**Written instruction:**
Write out each line word for word. Drop pictures.
▬▬▬▬▬▬▬▬▬▬
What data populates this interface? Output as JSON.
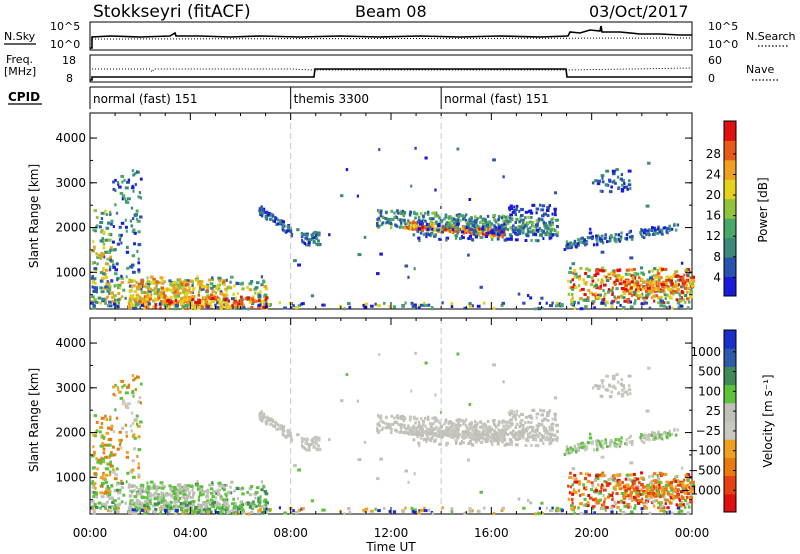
{
  "header": {
    "station": "Stokkseyri (fitACF)",
    "beam": "Beam 08",
    "date": "03/Oct/2017"
  },
  "colors": {
    "power_scale": [
      "#1a1adc",
      "#2a52b0",
      "#3a8a7a",
      "#4aa86a",
      "#8fc43c",
      "#e6d21a",
      "#f0a020",
      "#e85a18",
      "#e01010"
    ],
    "velocity_scale": [
      "#1830c8",
      "#2f5aa8",
      "#3f8a58",
      "#5cc23c",
      "#c0c0b8",
      "#c8c8c0",
      "#f0a020",
      "#e87a10",
      "#e84010",
      "#e01010"
    ],
    "grey_scatter": "#c0c0b8"
  },
  "chart_data": [
    {
      "type": "line",
      "panel": "noise",
      "left_labels": [
        "N.Sky"
      ],
      "left_ticks": [
        "10^5",
        "10^0"
      ],
      "right_labels": [
        "N.Search"
      ],
      "right_ticks": [
        "10^5",
        "10^0"
      ]
    },
    {
      "type": "line",
      "panel": "frequency",
      "left_labels": [
        "Freq.",
        "[MHz]"
      ],
      "left_ticks": [
        "18",
        "8"
      ],
      "right_labels": [
        "Nave"
      ],
      "right_ticks": [
        "60",
        "0"
      ]
    },
    {
      "type": "table",
      "panel": "cpid",
      "label": "CPID",
      "segments": [
        {
          "start": 0,
          "label": "normal (fast) 151"
        },
        {
          "start": 8,
          "label": "themis 3300"
        },
        {
          "start": 14,
          "label": "normal (fast) 151"
        }
      ]
    },
    {
      "type": "heatmap",
      "panel": "power",
      "ylabel": "Slant Range [km]",
      "y_ticks": [
        "1000",
        "2000",
        "3000",
        "4000"
      ],
      "colorbar_label": "Power [dB]",
      "colorbar_ticks": [
        "4",
        "8",
        "12",
        "16",
        "20",
        "24",
        "28"
      ]
    },
    {
      "type": "heatmap",
      "panel": "velocity",
      "ylabel": "Slant Range [km]",
      "y_ticks": [
        "1000",
        "2000",
        "3000",
        "4000"
      ],
      "colorbar_label": "Velocity [m s⁻¹]",
      "colorbar_ticks": [
        "1000",
        "500",
        "100",
        "25",
        "−25",
        "−100",
        "−500",
        "−1000"
      ],
      "x_ticks": [
        "00:00",
        "04:00",
        "08:00",
        "12:00",
        "16:00",
        "20:00",
        "00:00"
      ],
      "xlabel": "Time UT"
    }
  ]
}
▬▬▬▬▬▬▬▬▬▬
**Written response:**
What data populates this interface? Output as JSON.
{
  "header": {
    "station": "Stokkseyri (fitACF)",
    "beam": "Beam 08",
    "date": "03/Oct/2017"
  },
  "colors": {
    "power_scale": [
      "#1a1adc",
      "#2a52b0",
      "#3a8a7a",
      "#4aa86a",
      "#8fc43c",
      "#e6d21a",
      "#f0a020",
      "#e85a18",
      "#e01010"
    ],
    "velocity_scale": [
      "#1830c8",
      "#2f5aa8",
      "#3f8a58",
      "#5cc23c",
      "#c0c0b8",
      "#c8c8c0",
      "#f0a020",
      "#e87a10",
      "#e84010",
      "#e01010"
    ],
    "grey_scatter": "#c0c0b8"
  },
  "chart_data": [
    {
      "type": "line",
      "panel": "noise",
      "left_labels": [
        "N.Sky"
      ],
      "left_ticks": [
        "10^5",
        "10^0"
      ],
      "right_labels": [
        "N.Search"
      ],
      "right_ticks": [
        "10^5",
        "10^0"
      ]
    },
    {
      "type": "line",
      "panel": "frequency",
      "left_labels": [
        "Freq.",
        "[MHz]"
      ],
      "left_ticks": [
        "18",
        "8"
      ],
      "right_labels": [
        "Nave"
      ],
      "right_ticks": [
        "60",
        "0"
      ]
    },
    {
      "type": "table",
      "panel": "cpid",
      "label": "CPID",
      "segments": [
        {
          "start": 0,
          "label": "normal (fast) 151"
        },
        {
          "start": 8,
          "label": "themis 3300"
        },
        {
          "start": 14,
          "label": "normal (fast) 151"
        }
      ]
    },
    {
      "type": "heatmap",
      "panel": "power",
      "ylabel": "Slant Range [km]",
      "y_ticks": [
        "1000",
        "2000",
        "3000",
        "4000"
      ],
      "colorbar_label": "Power [dB]",
      "colorbar_ticks": [
        "4",
        "8",
        "12",
        "16",
        "20",
        "24",
        "28"
      ]
    },
    {
      "type": "heatmap",
      "panel": "velocity",
      "ylabel": "Slant Range [km]",
      "y_ticks": [
        "1000",
        "2000",
        "3000",
        "4000"
      ],
      "colorbar_label": "Velocity [m s⁻¹]",
      "colorbar_ticks": [
        "1000",
        "500",
        "100",
        "25",
        "−25",
        "−100",
        "−500",
        "−1000"
      ],
      "x_ticks": [
        "00:00",
        "04:00",
        "08:00",
        "12:00",
        "16:00",
        "20:00",
        "00:00"
      ],
      "xlabel": "Time UT"
    }
  ]
}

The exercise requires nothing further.